Challenge:
The entries below are to be transcribed in full, without their images.

Provided entries:
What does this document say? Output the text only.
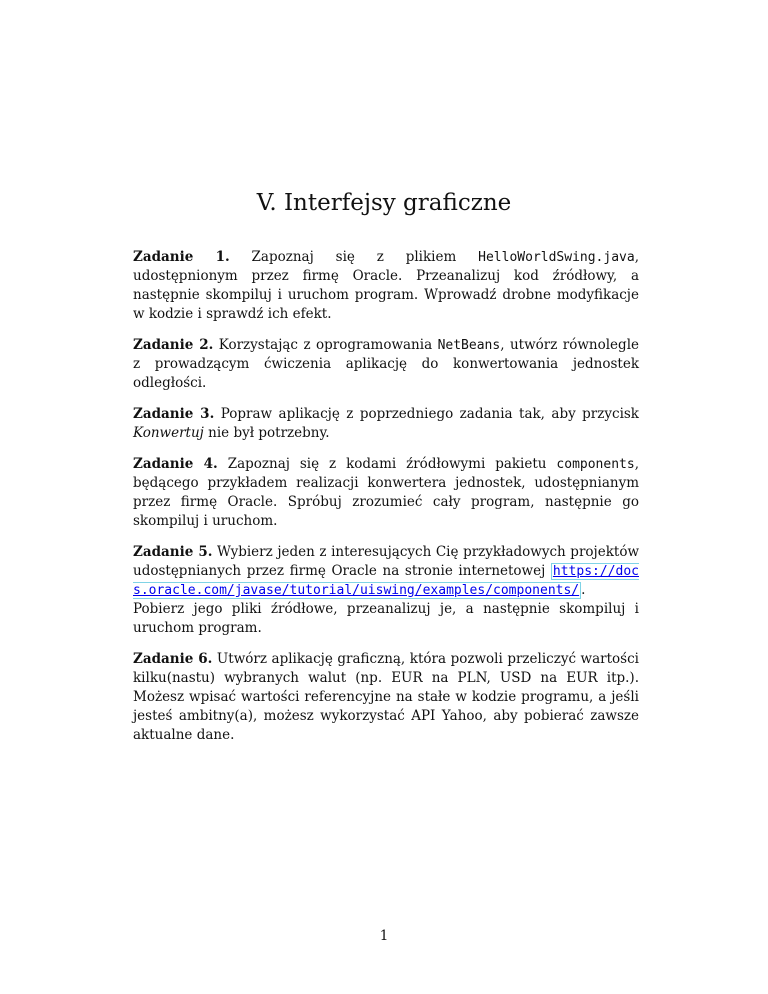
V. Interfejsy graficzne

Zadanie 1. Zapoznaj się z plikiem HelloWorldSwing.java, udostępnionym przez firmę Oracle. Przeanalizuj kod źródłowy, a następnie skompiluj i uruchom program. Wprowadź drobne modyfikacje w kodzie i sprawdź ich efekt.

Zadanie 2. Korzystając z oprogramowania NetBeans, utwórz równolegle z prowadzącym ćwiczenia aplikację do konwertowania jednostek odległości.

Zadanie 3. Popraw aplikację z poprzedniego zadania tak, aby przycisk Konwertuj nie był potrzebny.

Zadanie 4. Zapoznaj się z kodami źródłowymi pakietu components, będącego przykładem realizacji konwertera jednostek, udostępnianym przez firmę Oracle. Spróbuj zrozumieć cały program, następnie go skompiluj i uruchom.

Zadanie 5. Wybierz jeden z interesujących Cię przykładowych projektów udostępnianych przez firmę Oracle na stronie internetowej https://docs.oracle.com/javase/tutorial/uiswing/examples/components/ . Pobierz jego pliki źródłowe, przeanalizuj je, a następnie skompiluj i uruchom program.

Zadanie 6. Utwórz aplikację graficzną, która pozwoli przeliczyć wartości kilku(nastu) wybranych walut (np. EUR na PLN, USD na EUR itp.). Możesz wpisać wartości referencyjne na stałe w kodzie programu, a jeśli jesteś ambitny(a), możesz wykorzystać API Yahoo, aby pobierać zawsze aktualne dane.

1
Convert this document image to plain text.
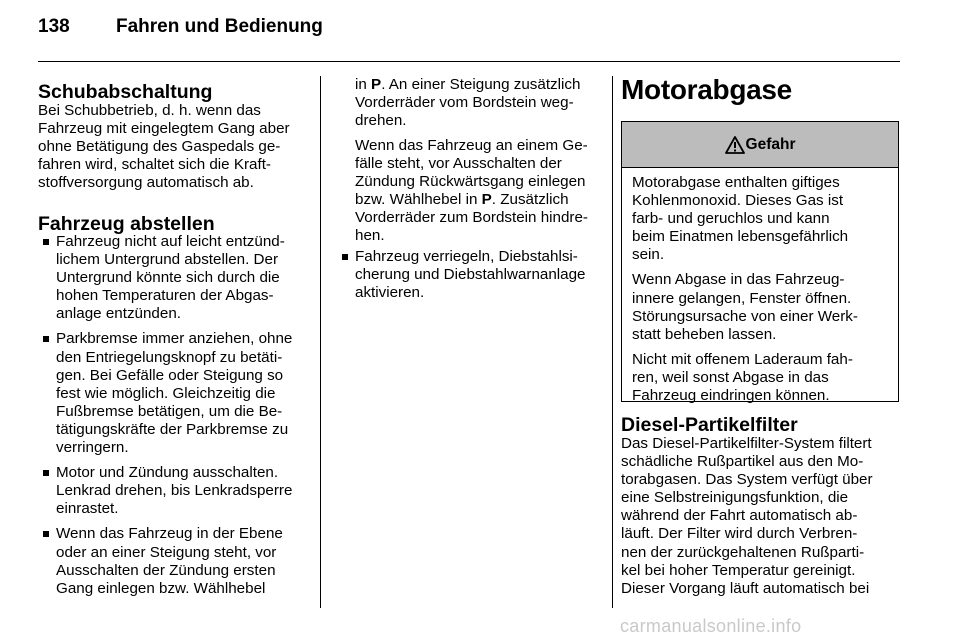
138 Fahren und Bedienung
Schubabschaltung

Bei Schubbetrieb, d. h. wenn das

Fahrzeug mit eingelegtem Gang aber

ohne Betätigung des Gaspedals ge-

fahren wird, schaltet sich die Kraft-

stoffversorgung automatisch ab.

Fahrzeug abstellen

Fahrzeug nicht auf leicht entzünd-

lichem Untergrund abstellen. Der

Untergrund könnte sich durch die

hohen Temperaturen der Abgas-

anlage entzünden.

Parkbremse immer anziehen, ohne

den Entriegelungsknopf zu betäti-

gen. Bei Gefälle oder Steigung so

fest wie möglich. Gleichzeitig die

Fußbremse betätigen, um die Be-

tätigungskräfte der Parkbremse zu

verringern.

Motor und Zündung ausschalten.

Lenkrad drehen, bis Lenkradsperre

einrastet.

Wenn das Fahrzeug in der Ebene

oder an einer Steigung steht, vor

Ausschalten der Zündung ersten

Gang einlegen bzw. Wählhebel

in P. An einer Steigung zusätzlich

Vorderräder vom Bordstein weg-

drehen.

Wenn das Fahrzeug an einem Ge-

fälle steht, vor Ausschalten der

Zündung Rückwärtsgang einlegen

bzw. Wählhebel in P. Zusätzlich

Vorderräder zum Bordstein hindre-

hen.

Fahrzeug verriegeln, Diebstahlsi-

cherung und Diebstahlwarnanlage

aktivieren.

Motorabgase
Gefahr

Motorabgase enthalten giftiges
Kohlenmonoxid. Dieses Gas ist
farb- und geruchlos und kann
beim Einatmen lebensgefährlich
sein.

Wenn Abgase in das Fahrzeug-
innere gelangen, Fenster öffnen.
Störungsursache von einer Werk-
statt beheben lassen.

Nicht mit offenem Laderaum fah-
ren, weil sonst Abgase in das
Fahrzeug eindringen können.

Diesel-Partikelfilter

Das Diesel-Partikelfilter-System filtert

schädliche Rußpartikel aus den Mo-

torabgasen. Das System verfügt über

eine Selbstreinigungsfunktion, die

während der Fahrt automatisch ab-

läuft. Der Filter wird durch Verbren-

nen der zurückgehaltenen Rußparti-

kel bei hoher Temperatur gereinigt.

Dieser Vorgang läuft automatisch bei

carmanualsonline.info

Task result:
What does this document say? Output the text only.
V. Interfejsy graficzne

Zadanie 1. Zapoznaj się z plikiem HelloWorldSwing.java, udostępnionym przez firmę Oracle. Przeanalizuj kod źródłowy, a następnie skompiluj i uruchom program. Wprowadź drobne modyfikacje w kodzie i sprawdź ich efekt.

Zadanie 2. Korzystając z oprogramowania NetBeans, utwórz równolegle z prowadzącym ćwiczenia aplikację do konwertowania jednostek odległości.

Zadanie 3. Popraw aplikację z poprzedniego zadania tak, aby przycisk Konwertuj nie był potrzebny.

Zadanie 4. Zapoznaj się z kodami źródłowymi pakietu components, będącego przykładem realizacji konwertera jednostek, udostępnianym przez firmę Oracle. Spróbuj zrozumieć cały program, następnie go skompiluj i uruchom.

Zadanie 5. Wybierz jeden z interesujących Cię przykładowych projektów udostępnianych przez firmę Oracle na stronie internetowej https://docs.oracle.com/javase/tutorial/uiswing/examples/components/ . Pobierz jego pliki źródłowe, przeanalizuj je, a następnie skompiluj i uruchom program.

Zadanie 6. Utwórz aplikację graficzną, która pozwoli przeliczyć wartości kilku(nastu) wybranych walut (np. EUR na PLN, USD na EUR itp.). Możesz wpisać wartości referencyjne na stałe w kodzie programu, a jeśli jesteś ambitny(a), możesz wykorzystać API Yahoo, aby pobierać zawsze aktualne dane.

1
Convert this document image to plain text.
138 Fahren und Bedienung
Schubabschaltung

Bei Schubbetrieb, d. h. wenn das

Fahrzeug mit eingelegtem Gang aber

ohne Betätigung des Gaspedals ge-

fahren wird, schaltet sich die Kraft-

stoffversorgung automatisch ab.

Fahrzeug abstellen

Fahrzeug nicht auf leicht entzünd-

lichem Untergrund abstellen. Der

Untergrund könnte sich durch die

hohen Temperaturen der Abgas-

anlage entzünden.

Parkbremse immer anziehen, ohne

den Entriegelungsknopf zu betäti-

gen. Bei Gefälle oder Steigung so

fest wie möglich. Gleichzeitig die

Fußbremse betätigen, um die Be-

tätigungskräfte der Parkbremse zu

verringern.

Motor und Zündung ausschalten.

Lenkrad drehen, bis Lenkradsperre

einrastet.

Wenn das Fahrzeug in der Ebene

oder an einer Steigung steht, vor

Ausschalten der Zündung ersten

Gang einlegen bzw. Wählhebel

in P. An einer Steigung zusätzlich

Vorderräder vom Bordstein weg-

drehen.

Wenn das Fahrzeug an einem Ge-

fälle steht, vor Ausschalten der

Zündung Rückwärtsgang einlegen

bzw. Wählhebel in P. Zusätzlich

Vorderräder zum Bordstein hindre-

hen.

Fahrzeug verriegeln, Diebstahlsi-

cherung und Diebstahlwarnanlage

aktivieren.

Motorabgase
Gefahr

Motorabgase enthalten giftiges
Kohlenmonoxid. Dieses Gas ist
farb- und geruchlos und kann
beim Einatmen lebensgefährlich
sein.

Wenn Abgase in das Fahrzeug-
innere gelangen, Fenster öffnen.
Störungsursache von einer Werk-
statt beheben lassen.

Nicht mit offenem Laderaum fah-
ren, weil sonst Abgase in das
Fahrzeug eindringen können.

Diesel-Partikelfilter

Das Diesel-Partikelfilter-System filtert

schädliche Rußpartikel aus den Mo-

torabgasen. Das System verfügt über

eine Selbstreinigungsfunktion, die

während der Fahrt automatisch ab-

läuft. Der Filter wird durch Verbren-

nen der zurückgehaltenen Rußparti-

kel bei hoher Temperatur gereinigt.

Dieser Vorgang läuft automatisch bei

carmanualsonline.info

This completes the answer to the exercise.